### What is asked
Copy the data below word for word, from its first line through the line that contains "average-point bbox=[308, 254, 313, 259]", with both ends included.

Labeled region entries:
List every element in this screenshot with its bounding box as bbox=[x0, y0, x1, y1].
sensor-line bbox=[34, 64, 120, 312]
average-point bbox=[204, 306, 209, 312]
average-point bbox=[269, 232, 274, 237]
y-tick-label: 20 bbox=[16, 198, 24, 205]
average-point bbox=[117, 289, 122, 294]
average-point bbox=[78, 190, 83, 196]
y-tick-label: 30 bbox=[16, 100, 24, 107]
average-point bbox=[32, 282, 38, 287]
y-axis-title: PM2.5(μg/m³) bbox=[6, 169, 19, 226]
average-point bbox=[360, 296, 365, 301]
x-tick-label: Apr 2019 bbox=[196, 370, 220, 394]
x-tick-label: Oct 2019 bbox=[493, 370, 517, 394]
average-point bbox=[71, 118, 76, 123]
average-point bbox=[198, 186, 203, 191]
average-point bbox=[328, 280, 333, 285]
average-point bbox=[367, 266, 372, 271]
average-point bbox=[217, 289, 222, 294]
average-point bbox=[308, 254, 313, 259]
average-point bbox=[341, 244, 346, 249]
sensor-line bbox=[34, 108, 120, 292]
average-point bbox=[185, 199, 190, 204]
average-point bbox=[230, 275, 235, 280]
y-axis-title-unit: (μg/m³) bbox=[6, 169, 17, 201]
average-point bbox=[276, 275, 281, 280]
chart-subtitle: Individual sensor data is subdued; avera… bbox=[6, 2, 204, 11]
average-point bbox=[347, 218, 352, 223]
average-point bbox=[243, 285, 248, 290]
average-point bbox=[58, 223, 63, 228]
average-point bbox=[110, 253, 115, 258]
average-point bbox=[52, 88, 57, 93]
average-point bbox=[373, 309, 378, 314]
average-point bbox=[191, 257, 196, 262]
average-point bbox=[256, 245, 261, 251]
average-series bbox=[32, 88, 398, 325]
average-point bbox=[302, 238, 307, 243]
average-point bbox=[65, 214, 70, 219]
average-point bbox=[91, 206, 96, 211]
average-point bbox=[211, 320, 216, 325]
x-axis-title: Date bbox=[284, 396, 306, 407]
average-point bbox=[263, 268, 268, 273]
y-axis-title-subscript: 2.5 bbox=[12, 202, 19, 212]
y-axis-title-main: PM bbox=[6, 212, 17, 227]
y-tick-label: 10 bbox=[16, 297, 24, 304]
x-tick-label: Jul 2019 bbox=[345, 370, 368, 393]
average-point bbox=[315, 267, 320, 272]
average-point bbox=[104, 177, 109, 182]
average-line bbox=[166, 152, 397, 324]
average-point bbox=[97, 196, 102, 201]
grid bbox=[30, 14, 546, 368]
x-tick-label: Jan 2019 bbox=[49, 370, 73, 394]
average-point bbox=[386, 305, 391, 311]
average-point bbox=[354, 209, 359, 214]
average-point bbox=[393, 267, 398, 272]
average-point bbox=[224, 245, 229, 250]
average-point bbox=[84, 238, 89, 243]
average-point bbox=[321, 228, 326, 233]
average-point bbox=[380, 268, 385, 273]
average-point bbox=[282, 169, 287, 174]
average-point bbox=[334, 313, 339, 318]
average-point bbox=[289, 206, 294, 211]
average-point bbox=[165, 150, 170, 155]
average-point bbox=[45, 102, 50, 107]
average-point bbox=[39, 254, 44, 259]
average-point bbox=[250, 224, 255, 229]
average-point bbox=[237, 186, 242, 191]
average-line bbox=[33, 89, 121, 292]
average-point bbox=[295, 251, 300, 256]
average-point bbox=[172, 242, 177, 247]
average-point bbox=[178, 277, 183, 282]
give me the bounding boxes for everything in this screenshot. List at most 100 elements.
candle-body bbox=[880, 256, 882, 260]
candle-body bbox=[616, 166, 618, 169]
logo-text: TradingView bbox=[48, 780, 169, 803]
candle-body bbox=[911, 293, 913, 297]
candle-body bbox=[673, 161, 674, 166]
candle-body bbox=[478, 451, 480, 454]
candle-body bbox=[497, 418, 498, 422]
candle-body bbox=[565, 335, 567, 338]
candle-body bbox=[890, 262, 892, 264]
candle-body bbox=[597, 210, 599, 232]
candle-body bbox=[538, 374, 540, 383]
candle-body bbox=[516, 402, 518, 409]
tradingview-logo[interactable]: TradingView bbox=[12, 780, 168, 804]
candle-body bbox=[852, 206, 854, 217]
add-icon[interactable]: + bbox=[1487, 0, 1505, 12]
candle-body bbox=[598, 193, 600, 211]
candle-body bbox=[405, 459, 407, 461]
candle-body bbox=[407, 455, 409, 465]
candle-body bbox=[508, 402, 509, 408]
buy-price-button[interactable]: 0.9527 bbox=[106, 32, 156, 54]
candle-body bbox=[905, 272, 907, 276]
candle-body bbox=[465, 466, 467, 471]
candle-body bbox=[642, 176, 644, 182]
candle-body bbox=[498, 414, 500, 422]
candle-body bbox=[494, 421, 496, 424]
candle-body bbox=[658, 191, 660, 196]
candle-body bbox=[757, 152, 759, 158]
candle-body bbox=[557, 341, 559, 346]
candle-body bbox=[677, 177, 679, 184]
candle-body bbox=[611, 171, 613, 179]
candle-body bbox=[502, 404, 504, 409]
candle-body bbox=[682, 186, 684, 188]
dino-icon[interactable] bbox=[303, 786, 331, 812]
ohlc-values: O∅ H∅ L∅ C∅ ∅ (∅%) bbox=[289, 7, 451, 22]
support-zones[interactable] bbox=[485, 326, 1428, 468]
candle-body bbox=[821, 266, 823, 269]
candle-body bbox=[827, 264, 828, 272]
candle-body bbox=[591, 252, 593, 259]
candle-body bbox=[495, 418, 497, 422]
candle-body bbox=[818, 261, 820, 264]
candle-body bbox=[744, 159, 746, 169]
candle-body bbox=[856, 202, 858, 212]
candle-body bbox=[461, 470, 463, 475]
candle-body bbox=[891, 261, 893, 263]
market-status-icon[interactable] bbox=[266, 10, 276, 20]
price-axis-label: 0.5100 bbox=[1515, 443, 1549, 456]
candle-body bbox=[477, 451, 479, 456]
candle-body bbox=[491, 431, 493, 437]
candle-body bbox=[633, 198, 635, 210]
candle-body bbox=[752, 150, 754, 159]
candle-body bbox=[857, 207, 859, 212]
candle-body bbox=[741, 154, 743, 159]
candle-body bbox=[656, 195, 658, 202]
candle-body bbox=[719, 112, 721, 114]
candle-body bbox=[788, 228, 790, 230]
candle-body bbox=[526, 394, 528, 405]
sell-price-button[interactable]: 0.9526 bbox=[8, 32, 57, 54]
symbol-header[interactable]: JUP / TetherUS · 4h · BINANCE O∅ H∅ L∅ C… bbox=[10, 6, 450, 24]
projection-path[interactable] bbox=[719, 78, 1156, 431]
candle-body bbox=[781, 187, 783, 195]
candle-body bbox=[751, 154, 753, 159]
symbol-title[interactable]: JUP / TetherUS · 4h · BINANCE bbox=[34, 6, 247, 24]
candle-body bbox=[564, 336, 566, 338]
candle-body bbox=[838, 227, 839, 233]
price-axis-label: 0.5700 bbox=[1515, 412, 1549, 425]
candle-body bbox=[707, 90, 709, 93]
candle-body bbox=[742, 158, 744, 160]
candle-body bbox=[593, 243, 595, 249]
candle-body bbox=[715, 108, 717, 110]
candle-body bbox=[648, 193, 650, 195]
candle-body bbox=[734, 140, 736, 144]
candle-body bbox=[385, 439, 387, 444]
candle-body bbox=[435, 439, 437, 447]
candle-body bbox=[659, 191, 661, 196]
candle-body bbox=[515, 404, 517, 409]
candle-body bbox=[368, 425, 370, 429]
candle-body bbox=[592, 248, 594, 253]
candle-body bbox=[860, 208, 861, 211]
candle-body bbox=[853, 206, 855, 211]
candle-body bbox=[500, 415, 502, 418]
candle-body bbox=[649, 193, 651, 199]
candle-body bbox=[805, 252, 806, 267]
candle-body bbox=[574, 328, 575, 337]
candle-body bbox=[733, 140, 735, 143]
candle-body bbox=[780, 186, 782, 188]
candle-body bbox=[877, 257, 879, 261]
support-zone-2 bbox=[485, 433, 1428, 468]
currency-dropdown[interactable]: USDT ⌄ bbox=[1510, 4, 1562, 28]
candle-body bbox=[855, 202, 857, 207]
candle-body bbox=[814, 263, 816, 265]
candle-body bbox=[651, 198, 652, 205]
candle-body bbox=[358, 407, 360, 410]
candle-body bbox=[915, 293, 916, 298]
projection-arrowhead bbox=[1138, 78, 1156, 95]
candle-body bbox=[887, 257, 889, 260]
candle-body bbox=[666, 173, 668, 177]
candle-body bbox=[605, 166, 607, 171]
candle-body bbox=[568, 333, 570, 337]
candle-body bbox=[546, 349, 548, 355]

### Written answer
List every element in this screenshot with its bounding box as bbox=[x0, y0, x1, y1].
sensor-line bbox=[34, 64, 120, 312]
average-point bbox=[204, 306, 209, 312]
average-point bbox=[269, 232, 274, 237]
y-tick-label: 20 bbox=[16, 198, 24, 205]
average-point bbox=[117, 289, 122, 294]
average-point bbox=[78, 190, 83, 196]
y-tick-label: 30 bbox=[16, 100, 24, 107]
average-point bbox=[32, 282, 38, 287]
y-axis-title: PM2.5(μg/m³) bbox=[6, 169, 19, 226]
average-point bbox=[360, 296, 365, 301]
x-tick-label: Apr 2019 bbox=[196, 370, 220, 394]
x-tick-label: Oct 2019 bbox=[493, 370, 517, 394]
average-point bbox=[71, 118, 76, 123]
average-point bbox=[198, 186, 203, 191]
average-point bbox=[328, 280, 333, 285]
average-point bbox=[367, 266, 372, 271]
average-point bbox=[217, 289, 222, 294]
average-point bbox=[308, 254, 313, 259]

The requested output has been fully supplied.